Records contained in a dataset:
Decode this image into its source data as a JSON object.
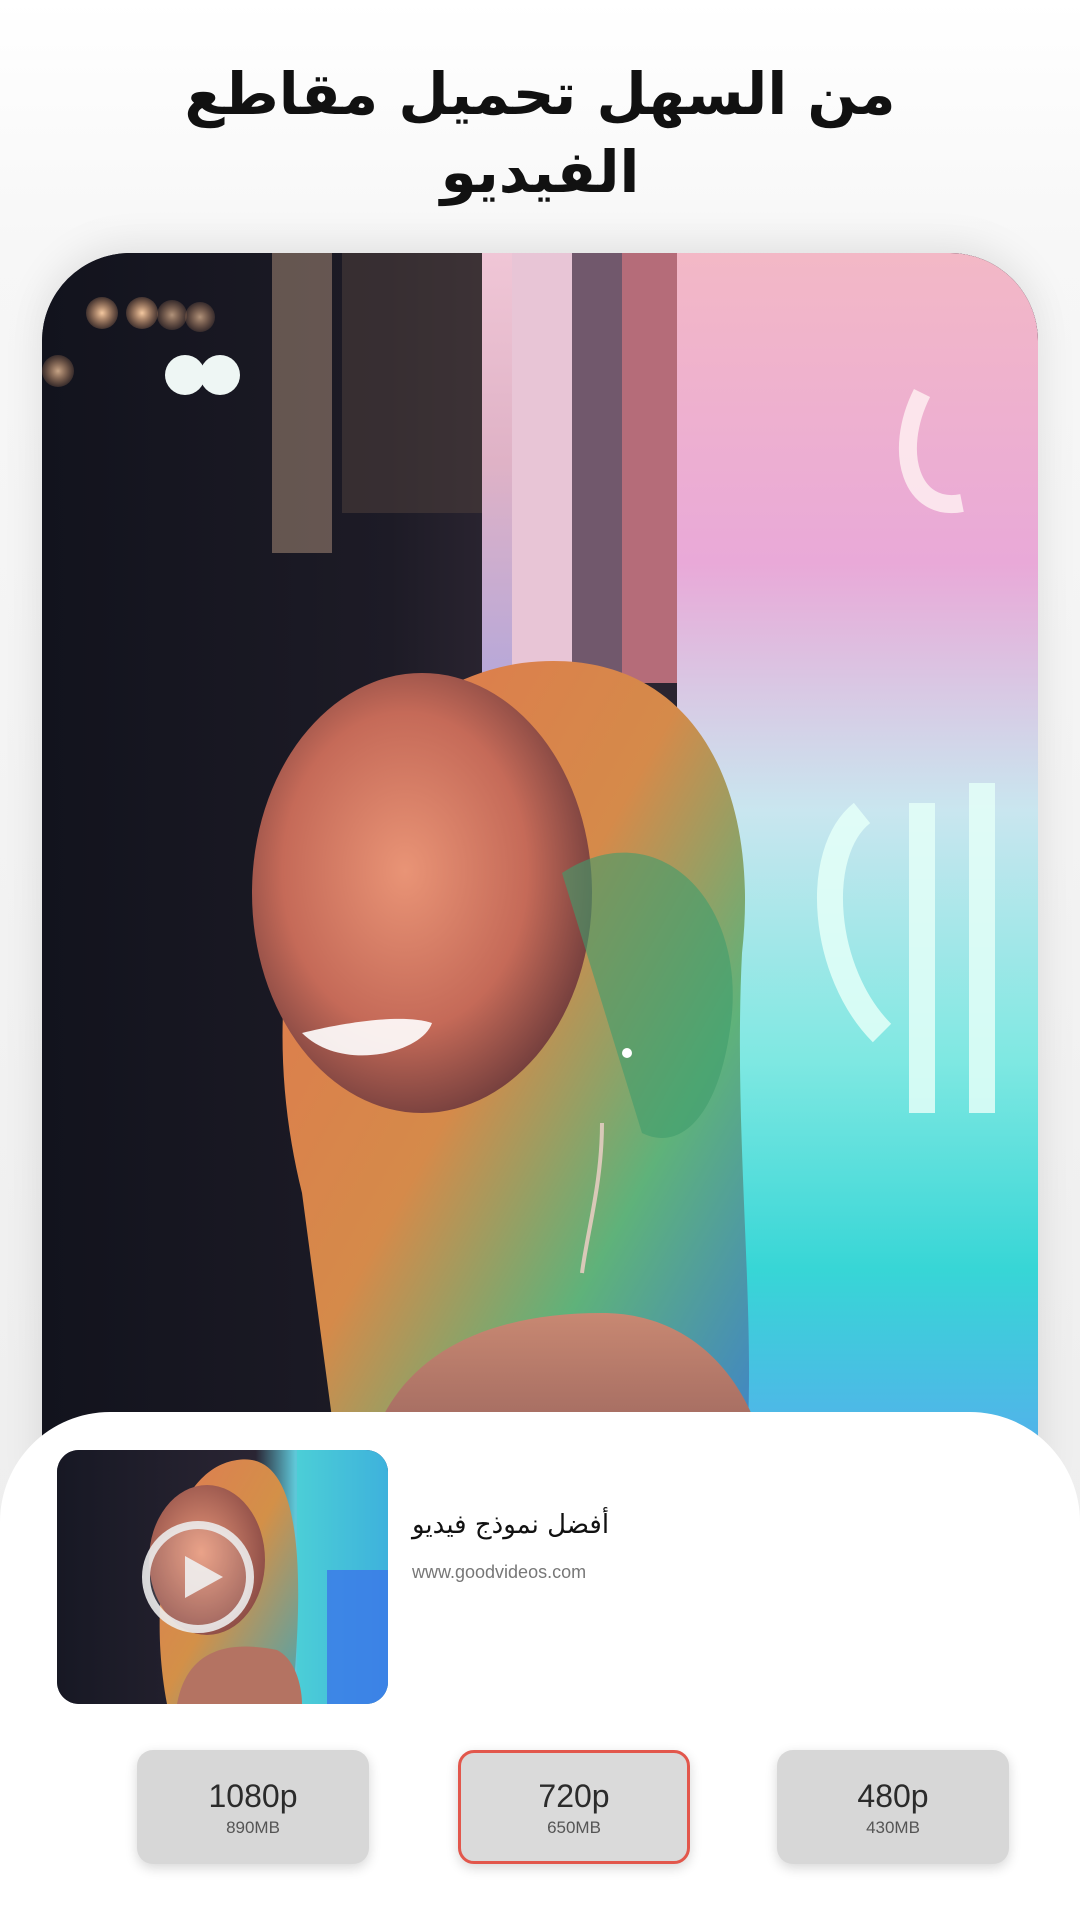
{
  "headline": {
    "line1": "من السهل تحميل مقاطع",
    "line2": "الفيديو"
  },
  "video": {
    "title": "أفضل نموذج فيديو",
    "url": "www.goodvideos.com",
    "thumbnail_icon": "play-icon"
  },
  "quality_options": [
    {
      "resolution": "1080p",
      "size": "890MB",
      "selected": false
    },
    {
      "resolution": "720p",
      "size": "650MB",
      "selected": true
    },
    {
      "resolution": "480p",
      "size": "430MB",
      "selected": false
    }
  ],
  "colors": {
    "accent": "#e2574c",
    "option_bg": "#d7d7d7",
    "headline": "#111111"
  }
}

§ **EXERCISE DETAILS**
Print each of the records above exactly as written, leaving no picture in the copy.

§ **OUTPUT FOR THIS TASK**
Decode this image into its source data as a JSON object.
{
  "headline": {
    "line1": "من السهل تحميل مقاطع",
    "line2": "الفيديو"
  },
  "video": {
    "title": "أفضل نموذج فيديو",
    "url": "www.goodvideos.com",
    "thumbnail_icon": "play-icon"
  },
  "quality_options": [
    {
      "resolution": "1080p",
      "size": "890MB",
      "selected": false
    },
    {
      "resolution": "720p",
      "size": "650MB",
      "selected": true
    },
    {
      "resolution": "480p",
      "size": "430MB",
      "selected": false
    }
  ],
  "colors": {
    "accent": "#e2574c",
    "option_bg": "#d7d7d7",
    "headline": "#111111"
  }
}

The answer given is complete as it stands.